Input records |

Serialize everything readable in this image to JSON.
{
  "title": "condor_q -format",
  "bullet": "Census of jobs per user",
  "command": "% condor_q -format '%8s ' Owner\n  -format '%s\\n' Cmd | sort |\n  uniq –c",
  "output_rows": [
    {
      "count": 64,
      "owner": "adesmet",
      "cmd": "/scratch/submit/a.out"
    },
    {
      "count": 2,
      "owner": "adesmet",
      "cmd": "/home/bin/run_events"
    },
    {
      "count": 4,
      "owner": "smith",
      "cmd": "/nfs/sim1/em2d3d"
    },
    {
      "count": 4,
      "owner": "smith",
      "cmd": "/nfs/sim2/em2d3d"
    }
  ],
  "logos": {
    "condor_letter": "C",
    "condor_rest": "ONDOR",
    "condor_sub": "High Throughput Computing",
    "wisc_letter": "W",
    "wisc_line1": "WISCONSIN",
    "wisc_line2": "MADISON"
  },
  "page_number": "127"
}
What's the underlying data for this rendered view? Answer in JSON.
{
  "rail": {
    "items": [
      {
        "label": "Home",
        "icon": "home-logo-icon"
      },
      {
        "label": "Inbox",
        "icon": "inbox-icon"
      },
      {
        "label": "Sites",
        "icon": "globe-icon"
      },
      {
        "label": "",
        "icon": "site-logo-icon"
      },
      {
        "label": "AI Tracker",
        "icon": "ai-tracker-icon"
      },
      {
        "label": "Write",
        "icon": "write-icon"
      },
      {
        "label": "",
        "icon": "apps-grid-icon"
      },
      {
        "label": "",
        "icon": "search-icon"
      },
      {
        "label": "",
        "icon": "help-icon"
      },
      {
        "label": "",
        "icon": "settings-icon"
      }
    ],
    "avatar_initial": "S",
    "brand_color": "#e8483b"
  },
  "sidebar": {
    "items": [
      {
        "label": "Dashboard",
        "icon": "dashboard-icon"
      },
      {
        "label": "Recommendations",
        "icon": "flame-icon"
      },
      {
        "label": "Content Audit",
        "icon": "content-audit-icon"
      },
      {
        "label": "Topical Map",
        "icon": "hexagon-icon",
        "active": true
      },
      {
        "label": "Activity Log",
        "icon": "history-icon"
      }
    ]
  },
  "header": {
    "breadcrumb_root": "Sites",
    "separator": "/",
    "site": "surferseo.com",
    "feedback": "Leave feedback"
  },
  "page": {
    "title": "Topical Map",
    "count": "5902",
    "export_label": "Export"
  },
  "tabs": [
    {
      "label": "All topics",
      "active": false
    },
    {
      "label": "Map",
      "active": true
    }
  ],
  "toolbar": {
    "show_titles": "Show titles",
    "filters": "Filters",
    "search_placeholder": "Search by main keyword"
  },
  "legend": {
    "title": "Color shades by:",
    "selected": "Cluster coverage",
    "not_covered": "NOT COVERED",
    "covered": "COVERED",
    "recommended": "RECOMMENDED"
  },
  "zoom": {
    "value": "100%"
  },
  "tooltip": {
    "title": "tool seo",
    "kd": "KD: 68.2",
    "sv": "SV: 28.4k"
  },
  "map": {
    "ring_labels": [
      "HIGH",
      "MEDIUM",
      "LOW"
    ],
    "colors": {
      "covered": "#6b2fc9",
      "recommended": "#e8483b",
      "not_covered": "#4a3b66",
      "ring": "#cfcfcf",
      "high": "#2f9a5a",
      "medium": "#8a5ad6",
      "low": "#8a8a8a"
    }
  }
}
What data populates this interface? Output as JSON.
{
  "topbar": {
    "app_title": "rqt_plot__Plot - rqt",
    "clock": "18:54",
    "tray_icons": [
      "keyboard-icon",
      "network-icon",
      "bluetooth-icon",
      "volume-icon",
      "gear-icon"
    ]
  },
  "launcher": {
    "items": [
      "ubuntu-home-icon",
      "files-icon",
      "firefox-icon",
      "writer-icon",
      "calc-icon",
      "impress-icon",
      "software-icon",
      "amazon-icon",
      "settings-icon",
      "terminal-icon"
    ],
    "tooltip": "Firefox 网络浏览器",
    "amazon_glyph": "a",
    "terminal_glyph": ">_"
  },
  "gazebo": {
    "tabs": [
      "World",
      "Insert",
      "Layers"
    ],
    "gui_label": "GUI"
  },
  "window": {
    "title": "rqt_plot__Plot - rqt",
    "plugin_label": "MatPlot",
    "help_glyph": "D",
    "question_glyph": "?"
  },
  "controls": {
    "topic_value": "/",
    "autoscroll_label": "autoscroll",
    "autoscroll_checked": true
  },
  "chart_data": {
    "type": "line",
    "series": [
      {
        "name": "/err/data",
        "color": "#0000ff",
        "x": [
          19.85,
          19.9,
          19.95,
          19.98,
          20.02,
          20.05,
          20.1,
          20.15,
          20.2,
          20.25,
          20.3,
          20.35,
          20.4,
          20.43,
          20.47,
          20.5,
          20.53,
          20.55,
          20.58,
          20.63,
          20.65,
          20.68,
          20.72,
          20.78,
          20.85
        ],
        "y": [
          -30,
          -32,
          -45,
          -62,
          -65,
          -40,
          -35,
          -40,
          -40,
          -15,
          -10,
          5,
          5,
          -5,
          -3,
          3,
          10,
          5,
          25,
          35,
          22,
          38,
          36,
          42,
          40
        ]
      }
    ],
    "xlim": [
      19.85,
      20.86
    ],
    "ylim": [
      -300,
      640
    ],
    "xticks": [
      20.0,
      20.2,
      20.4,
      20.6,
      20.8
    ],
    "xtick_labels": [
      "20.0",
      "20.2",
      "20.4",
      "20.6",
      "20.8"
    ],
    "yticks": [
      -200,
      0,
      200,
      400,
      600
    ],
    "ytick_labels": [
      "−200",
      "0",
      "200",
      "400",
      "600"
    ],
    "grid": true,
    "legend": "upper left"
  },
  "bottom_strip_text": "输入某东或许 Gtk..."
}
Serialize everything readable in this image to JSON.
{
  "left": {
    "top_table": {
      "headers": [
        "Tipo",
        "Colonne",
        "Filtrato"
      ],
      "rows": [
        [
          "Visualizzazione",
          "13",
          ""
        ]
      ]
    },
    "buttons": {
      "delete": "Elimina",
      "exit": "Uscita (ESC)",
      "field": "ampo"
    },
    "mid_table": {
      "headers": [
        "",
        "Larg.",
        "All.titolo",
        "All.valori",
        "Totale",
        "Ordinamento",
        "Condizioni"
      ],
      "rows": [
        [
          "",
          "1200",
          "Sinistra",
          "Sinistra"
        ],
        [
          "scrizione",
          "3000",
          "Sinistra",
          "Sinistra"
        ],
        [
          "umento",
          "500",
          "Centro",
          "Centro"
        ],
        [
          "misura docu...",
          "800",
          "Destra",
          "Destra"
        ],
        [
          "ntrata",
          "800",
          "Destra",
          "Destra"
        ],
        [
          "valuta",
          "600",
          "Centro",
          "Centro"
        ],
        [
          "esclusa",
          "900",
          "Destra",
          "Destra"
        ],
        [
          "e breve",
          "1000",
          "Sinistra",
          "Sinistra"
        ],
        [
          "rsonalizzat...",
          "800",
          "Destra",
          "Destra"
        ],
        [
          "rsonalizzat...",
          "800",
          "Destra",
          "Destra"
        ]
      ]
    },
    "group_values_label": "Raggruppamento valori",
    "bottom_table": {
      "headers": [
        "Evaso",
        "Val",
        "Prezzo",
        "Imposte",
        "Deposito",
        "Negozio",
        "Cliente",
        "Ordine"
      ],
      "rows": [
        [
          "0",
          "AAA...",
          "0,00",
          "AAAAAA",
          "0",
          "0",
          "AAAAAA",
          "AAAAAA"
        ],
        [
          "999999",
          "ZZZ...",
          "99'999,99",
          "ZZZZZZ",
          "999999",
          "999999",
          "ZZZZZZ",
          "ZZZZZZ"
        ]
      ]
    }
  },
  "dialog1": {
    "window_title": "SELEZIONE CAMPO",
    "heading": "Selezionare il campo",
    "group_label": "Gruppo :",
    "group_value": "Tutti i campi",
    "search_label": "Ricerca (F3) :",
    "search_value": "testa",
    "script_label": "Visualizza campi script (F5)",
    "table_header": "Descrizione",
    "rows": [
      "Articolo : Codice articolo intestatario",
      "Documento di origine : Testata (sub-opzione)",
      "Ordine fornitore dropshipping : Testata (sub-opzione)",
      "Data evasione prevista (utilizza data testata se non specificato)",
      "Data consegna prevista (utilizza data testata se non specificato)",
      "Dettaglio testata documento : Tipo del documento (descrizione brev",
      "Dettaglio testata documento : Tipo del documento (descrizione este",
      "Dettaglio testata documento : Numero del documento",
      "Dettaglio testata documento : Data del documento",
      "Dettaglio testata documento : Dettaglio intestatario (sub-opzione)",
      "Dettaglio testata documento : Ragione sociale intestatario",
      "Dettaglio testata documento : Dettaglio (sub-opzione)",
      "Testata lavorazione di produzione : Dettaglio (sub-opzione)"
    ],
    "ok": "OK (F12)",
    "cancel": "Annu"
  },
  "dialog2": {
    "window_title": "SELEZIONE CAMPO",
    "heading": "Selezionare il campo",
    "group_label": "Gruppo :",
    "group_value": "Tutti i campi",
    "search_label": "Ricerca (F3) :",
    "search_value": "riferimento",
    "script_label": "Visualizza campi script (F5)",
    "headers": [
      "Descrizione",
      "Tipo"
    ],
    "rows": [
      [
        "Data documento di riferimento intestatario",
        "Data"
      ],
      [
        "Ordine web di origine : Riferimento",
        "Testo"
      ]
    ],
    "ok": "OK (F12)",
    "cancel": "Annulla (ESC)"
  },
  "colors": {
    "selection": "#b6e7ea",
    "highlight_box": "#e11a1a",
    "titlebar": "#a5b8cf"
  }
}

Exercise details |
How many lines in the entries contain the string "this"? Answer with the number only.

Output |
4